TASK INSTRUCTIONS
Your task is to copy each line that has the word "beige".

[Records excerpted from a collection]
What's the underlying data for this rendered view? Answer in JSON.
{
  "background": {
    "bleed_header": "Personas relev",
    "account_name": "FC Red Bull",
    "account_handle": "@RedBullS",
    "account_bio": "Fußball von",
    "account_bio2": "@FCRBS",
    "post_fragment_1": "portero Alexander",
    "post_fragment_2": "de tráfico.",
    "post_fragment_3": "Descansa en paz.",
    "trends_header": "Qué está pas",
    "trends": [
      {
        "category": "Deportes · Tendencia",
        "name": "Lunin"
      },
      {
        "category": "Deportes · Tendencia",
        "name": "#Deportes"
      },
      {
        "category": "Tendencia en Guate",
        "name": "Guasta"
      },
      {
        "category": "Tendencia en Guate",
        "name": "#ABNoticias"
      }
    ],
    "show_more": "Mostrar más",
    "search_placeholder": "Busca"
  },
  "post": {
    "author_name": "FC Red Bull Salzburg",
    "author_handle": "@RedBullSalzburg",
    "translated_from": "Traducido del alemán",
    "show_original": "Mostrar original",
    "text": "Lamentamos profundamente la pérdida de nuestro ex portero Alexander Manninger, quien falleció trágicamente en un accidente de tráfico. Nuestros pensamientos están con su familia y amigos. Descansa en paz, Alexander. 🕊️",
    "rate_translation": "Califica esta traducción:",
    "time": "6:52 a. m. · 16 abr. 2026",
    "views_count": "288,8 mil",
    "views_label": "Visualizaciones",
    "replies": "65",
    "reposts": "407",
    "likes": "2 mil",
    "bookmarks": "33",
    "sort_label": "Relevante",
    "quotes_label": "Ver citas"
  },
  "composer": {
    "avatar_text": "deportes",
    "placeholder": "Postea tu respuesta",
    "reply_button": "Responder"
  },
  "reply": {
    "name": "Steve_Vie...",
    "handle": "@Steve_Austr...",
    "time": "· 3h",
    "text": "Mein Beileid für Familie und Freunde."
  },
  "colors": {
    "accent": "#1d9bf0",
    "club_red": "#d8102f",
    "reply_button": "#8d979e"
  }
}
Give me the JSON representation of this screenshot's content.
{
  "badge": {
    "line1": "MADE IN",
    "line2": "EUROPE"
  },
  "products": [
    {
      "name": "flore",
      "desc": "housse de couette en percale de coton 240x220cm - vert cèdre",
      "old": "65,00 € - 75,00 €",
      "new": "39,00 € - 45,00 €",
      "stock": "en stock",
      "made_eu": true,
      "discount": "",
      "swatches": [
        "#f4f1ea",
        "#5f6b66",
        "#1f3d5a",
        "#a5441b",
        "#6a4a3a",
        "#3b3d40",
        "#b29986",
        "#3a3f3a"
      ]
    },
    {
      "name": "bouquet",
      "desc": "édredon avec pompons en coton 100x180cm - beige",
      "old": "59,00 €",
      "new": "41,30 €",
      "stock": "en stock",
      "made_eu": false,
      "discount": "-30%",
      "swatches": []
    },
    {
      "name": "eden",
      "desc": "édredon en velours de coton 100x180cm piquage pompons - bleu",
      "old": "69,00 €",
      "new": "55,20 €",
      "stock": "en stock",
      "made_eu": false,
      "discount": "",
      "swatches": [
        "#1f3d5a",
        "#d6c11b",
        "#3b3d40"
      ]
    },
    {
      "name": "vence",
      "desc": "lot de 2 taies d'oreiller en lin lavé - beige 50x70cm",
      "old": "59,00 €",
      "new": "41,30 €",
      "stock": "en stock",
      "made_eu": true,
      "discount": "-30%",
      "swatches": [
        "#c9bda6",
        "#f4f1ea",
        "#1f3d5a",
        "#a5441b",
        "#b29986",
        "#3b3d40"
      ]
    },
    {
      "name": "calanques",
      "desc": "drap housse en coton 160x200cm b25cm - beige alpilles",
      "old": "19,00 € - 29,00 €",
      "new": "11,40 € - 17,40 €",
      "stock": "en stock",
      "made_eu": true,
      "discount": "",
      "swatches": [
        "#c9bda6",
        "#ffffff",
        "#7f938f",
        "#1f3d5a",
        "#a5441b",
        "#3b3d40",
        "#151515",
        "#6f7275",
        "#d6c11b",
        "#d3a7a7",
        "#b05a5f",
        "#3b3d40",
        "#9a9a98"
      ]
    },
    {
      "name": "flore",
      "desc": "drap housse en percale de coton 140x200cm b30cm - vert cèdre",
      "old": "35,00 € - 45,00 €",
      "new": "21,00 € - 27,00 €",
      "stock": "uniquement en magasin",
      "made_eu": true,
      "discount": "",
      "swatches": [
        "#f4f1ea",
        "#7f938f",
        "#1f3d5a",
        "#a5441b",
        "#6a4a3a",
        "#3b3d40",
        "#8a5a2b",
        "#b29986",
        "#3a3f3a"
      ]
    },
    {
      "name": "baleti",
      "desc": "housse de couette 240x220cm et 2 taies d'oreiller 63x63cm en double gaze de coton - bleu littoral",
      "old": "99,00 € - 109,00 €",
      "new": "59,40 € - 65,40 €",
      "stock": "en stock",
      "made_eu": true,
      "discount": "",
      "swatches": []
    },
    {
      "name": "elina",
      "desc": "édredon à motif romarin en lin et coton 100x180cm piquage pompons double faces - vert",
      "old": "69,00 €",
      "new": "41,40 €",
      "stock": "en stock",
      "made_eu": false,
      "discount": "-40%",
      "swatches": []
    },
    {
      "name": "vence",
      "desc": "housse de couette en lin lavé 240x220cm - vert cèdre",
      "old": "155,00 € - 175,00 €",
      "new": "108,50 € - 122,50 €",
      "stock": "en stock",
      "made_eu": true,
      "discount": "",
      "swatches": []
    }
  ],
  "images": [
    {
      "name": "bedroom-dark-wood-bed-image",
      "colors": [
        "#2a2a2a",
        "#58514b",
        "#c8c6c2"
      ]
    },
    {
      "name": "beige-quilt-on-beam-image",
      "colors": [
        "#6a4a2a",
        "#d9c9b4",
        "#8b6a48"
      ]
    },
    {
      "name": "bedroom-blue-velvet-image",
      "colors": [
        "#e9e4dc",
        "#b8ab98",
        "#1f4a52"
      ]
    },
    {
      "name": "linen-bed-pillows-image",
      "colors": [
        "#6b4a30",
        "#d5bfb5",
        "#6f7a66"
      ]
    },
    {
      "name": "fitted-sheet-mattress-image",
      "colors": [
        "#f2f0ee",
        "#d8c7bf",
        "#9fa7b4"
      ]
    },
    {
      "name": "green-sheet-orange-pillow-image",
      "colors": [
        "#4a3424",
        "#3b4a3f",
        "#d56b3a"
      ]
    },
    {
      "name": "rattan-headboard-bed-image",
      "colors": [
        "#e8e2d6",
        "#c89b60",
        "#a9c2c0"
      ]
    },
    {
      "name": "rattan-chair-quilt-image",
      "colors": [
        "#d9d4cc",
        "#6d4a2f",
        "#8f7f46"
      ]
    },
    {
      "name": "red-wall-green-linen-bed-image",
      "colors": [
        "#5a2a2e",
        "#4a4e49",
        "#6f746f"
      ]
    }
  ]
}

FULL ANSWER
      "desc": "édredon avec pompons en coton 100x180cm - beige",
      "desc": "lot de 2 taies d'oreiller en lin lavé - beige 50x70cm",
      "desc": "drap housse en coton 160x200cm b25cm - beige alpilles",
      "name": "beige-quilt-on-beam-image",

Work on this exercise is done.